- _What needs to be done_
Say how many lines include the word "cover". Reply with nothing but the number.

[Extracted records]
⁂
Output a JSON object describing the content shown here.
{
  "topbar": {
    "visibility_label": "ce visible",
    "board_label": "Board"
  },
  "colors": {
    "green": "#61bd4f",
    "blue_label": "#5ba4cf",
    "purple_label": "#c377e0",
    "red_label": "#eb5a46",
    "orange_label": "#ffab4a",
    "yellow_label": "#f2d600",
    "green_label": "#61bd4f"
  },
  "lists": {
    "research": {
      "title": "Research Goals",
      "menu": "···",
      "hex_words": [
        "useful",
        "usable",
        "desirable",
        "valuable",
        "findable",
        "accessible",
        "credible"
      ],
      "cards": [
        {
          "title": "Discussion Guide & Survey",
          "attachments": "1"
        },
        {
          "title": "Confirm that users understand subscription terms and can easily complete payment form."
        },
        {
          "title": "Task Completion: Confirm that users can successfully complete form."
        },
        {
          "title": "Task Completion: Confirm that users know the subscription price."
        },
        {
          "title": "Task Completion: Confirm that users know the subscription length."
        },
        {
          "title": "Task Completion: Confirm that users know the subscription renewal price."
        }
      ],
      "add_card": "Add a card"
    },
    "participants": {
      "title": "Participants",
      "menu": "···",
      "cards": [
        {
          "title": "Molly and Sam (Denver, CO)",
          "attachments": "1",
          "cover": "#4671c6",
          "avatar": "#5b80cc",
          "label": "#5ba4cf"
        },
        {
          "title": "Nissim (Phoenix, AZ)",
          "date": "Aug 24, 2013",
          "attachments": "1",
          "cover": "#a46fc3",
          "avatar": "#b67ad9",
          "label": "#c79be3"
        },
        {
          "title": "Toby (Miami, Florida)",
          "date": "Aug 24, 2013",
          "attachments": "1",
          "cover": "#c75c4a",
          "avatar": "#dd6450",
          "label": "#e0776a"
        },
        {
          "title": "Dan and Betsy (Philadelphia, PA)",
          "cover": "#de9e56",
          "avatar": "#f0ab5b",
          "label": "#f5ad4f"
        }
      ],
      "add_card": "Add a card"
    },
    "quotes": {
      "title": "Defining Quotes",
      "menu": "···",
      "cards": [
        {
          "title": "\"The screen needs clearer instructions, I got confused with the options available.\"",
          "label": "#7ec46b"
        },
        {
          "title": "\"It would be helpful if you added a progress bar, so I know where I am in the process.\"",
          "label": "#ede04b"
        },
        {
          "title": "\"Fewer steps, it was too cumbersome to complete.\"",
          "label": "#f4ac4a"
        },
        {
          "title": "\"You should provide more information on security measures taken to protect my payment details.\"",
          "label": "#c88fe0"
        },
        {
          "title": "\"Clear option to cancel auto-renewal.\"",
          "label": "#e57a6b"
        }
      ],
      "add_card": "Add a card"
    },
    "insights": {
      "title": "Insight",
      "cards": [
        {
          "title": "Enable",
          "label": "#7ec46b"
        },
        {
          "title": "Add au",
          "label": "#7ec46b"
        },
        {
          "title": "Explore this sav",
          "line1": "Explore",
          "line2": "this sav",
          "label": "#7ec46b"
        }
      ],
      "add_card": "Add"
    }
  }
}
⁂
- _Full output_
4